_SET TASK_. Reproduce every line in the listing that contains the word "neutral".

Figure record extracts
** Begin **

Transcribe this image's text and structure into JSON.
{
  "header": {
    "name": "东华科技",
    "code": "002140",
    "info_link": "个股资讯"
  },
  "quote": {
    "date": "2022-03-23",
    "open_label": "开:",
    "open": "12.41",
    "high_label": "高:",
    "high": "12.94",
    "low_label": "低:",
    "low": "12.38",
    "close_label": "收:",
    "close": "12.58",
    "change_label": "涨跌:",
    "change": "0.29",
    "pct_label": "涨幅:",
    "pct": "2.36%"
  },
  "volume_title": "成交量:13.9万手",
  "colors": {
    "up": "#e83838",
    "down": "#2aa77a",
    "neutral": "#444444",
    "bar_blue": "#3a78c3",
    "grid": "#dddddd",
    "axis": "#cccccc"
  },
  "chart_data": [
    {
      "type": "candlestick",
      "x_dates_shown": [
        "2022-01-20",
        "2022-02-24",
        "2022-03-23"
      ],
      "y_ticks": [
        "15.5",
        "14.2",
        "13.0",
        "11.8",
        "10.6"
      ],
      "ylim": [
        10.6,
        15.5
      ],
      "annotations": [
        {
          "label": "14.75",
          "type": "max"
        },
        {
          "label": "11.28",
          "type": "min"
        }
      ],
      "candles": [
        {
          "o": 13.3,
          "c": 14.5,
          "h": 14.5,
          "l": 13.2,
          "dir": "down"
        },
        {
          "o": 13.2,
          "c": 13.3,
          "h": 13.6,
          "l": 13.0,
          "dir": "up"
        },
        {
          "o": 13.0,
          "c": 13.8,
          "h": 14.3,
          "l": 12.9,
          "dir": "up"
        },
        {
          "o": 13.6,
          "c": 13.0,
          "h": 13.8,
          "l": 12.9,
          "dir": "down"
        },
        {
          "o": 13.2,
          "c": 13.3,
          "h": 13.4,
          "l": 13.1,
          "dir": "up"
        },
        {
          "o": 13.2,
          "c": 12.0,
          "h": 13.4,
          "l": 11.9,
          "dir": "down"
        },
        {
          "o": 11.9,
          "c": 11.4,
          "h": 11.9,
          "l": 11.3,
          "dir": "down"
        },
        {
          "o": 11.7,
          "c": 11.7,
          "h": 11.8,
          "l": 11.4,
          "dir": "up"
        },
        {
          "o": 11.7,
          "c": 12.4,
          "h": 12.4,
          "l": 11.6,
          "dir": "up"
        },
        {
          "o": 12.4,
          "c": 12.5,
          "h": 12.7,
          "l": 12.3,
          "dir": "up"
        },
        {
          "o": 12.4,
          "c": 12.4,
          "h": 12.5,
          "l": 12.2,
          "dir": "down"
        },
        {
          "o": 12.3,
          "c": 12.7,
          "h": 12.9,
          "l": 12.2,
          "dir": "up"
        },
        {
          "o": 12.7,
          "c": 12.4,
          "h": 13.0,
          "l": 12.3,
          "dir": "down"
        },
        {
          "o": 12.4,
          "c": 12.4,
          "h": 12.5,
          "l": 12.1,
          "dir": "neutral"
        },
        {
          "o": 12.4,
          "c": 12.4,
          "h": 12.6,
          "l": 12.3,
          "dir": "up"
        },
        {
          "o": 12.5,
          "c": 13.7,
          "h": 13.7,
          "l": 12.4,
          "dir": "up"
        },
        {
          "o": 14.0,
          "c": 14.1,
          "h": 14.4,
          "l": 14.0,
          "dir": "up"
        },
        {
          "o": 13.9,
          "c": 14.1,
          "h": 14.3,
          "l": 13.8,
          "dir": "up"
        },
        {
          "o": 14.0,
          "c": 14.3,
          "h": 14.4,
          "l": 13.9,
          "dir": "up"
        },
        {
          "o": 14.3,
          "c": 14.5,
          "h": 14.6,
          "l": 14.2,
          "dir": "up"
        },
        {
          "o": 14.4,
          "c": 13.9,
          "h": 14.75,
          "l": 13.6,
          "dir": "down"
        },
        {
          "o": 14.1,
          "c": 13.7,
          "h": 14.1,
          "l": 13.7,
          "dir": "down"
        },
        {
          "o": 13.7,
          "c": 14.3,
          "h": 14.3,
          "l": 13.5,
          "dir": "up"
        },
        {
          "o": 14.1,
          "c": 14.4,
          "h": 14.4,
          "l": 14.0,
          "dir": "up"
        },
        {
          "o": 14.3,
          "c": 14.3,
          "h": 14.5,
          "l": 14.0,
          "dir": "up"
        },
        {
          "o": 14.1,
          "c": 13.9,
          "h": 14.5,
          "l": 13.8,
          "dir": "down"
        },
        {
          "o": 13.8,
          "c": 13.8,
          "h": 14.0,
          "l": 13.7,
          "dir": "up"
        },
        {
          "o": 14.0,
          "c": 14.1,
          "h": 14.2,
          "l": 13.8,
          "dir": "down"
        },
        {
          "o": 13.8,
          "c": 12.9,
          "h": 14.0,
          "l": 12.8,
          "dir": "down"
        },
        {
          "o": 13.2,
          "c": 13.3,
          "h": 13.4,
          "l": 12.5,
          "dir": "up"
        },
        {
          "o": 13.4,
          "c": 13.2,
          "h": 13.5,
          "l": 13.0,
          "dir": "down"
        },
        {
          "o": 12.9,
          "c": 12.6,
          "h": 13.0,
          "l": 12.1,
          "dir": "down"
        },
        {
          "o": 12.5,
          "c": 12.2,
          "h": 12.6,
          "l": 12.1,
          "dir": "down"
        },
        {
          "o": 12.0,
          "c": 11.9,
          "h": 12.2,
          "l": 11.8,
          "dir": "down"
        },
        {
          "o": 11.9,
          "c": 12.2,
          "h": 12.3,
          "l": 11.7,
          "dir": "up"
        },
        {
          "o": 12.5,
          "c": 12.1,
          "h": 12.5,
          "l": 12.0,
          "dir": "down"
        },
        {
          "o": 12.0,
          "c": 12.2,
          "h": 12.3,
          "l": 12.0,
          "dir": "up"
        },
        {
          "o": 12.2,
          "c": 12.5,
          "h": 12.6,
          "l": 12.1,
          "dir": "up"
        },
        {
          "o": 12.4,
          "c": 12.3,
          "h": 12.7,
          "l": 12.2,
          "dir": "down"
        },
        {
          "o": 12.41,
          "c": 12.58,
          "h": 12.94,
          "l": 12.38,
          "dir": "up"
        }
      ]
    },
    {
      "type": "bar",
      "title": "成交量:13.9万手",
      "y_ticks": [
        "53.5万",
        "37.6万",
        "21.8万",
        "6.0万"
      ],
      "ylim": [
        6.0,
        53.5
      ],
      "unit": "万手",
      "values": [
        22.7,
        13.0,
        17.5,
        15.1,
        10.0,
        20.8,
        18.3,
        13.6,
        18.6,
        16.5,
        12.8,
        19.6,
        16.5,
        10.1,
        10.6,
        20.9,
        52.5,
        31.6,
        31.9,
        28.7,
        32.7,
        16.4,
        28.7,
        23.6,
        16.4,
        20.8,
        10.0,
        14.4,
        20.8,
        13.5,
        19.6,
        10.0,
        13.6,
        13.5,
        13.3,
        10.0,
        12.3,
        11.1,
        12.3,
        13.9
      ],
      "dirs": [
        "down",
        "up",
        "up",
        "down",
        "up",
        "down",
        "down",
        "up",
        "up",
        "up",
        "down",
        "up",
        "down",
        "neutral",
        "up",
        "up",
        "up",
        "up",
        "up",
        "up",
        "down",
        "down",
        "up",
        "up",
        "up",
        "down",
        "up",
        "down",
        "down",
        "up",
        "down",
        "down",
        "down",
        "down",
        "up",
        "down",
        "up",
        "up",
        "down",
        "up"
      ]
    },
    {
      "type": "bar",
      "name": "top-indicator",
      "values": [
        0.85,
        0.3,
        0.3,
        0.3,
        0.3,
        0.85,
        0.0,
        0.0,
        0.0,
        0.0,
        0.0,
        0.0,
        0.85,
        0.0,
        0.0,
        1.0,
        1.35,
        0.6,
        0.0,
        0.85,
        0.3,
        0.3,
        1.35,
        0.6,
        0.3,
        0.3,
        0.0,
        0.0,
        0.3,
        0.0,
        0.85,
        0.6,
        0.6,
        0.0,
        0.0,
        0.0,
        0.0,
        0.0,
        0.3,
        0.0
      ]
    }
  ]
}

** End **

_REPLY TO THE EXERCISE_.
    "neutral": "#444444",
          "dir": "neutral"
        "neutral",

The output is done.